= Aim of the task =
Find the string "name" and gather every line that holds it.

===== Supplied material

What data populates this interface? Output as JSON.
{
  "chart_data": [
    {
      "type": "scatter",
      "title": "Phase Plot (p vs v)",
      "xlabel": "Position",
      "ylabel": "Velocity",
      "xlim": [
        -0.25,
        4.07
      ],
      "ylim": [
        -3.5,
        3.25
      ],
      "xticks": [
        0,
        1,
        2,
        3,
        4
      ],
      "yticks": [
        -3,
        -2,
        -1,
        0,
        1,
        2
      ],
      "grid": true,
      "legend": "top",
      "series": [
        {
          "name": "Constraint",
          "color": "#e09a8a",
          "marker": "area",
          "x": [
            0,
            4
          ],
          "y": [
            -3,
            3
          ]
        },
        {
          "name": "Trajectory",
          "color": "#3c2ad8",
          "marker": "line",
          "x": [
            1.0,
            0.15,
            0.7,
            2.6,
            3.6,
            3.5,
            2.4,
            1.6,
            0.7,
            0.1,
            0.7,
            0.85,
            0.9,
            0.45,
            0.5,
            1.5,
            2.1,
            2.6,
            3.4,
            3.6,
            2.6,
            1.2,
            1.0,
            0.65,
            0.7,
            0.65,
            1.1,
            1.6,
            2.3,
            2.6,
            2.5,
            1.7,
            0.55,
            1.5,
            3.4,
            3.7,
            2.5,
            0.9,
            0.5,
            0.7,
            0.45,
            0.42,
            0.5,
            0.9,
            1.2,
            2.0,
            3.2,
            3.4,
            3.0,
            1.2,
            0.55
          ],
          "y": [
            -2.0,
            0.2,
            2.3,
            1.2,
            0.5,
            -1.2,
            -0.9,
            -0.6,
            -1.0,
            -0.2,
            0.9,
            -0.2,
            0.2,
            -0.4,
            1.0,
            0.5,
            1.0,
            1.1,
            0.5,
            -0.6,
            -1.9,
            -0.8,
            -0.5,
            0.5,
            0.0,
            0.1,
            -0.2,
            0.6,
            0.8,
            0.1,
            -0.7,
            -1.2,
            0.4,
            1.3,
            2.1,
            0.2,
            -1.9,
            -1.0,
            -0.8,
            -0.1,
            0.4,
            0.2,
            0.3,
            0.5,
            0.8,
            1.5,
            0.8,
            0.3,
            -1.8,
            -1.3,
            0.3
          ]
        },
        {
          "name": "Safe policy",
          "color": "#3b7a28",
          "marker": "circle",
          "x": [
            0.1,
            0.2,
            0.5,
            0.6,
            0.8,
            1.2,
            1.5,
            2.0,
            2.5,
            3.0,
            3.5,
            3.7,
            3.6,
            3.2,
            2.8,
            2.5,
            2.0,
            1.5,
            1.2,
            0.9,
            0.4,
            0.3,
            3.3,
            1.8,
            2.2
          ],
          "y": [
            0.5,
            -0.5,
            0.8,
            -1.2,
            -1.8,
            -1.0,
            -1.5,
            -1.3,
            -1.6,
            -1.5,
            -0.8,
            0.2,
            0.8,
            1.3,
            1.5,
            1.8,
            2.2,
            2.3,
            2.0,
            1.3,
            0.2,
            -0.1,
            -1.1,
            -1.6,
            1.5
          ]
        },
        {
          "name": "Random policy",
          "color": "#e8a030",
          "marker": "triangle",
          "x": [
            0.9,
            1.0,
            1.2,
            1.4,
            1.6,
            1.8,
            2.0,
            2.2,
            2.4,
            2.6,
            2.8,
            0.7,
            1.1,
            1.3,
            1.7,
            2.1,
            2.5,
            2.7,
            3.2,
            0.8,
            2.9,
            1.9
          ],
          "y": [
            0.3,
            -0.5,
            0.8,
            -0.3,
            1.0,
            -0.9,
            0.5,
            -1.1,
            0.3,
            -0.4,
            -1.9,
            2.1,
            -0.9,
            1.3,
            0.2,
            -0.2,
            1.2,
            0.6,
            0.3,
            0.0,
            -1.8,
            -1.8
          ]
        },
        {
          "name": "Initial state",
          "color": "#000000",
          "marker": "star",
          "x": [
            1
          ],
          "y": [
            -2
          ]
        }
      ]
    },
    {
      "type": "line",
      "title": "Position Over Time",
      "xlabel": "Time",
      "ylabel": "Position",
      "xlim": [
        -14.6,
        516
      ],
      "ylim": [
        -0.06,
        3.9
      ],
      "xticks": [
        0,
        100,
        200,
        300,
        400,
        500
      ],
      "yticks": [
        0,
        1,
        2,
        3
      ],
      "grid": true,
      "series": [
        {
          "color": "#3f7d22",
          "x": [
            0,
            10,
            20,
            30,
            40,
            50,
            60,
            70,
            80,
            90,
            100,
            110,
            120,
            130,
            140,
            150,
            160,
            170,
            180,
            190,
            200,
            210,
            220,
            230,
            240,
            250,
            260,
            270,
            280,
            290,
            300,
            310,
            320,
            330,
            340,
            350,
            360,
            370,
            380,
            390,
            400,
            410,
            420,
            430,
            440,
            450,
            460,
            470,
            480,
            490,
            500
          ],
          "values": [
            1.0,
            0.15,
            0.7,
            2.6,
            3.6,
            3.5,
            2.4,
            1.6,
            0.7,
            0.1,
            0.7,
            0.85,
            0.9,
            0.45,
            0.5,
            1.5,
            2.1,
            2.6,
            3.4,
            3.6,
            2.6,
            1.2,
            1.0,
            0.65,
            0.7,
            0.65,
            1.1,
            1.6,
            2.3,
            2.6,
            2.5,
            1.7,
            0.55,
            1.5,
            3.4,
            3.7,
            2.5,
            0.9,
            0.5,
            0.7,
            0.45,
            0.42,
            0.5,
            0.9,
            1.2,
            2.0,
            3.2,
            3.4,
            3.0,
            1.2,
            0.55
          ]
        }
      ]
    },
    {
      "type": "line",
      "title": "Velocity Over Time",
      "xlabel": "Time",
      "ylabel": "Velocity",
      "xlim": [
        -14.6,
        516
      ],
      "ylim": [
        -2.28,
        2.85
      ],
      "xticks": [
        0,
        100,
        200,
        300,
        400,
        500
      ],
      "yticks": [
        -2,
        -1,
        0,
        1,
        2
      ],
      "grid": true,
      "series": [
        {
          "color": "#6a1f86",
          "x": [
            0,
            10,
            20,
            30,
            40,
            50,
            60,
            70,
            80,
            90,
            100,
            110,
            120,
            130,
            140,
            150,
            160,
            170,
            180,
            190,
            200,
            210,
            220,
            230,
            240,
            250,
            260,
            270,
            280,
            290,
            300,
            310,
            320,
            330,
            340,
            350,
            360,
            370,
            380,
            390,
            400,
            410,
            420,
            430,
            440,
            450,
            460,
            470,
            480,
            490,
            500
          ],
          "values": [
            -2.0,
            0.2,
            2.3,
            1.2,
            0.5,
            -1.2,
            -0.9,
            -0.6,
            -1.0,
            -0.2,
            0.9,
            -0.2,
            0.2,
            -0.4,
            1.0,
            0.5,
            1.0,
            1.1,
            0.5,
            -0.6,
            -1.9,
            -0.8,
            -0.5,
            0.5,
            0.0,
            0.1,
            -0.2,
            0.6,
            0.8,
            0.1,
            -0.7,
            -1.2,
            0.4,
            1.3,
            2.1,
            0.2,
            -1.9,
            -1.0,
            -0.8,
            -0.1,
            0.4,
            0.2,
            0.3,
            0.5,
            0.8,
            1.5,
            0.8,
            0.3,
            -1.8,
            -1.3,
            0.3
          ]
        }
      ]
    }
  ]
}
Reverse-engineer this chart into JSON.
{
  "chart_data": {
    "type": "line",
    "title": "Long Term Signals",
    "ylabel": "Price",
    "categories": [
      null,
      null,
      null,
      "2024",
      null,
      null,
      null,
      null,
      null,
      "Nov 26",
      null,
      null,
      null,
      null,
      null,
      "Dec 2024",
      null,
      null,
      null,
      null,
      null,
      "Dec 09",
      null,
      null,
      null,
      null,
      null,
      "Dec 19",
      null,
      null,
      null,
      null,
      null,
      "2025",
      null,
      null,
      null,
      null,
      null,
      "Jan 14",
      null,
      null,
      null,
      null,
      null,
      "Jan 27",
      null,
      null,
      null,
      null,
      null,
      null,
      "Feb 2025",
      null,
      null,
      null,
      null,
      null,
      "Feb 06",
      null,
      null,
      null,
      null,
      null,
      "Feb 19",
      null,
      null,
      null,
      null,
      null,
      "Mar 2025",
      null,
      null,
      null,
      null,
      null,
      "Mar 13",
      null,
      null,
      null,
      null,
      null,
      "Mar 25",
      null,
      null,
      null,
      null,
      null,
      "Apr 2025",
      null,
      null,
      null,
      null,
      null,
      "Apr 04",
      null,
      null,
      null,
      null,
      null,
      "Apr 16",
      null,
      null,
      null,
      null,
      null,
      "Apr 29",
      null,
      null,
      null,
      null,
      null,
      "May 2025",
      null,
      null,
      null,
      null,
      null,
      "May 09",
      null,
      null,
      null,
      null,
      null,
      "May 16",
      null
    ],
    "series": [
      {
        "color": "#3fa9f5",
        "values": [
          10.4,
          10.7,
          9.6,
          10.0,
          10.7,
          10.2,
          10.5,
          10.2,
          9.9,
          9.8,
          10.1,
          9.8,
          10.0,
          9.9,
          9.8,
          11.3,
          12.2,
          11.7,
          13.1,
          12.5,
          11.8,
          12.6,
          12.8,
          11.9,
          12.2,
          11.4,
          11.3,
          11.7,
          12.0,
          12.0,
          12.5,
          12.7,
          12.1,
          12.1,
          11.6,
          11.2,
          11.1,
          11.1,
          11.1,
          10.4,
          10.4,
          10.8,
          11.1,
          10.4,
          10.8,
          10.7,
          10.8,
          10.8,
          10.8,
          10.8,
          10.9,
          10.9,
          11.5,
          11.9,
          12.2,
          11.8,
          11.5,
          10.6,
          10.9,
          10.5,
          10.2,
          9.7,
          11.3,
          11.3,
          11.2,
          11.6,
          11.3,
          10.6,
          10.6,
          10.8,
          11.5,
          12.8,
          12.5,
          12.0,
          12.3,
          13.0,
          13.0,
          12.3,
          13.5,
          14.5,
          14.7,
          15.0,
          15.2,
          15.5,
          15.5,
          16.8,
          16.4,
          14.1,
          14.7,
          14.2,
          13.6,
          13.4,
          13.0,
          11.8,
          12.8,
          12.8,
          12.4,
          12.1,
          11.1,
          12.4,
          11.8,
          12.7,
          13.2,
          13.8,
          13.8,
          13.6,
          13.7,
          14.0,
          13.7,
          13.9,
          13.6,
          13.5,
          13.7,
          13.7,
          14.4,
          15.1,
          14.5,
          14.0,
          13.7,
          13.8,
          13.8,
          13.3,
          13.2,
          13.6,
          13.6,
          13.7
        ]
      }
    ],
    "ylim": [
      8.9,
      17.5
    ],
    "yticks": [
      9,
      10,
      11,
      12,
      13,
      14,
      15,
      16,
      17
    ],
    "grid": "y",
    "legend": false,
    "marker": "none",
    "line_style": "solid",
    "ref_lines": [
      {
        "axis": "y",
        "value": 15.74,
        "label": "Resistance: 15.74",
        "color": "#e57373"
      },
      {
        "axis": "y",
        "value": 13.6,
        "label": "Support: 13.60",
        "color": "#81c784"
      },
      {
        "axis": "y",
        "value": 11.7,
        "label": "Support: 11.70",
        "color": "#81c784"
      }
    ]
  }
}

==========

= Full response =
          "name": "Constraint",
          "name": "Trajectory",
          "name": "Safe policy",
          "name": "Random policy",
          "name": "Initial state",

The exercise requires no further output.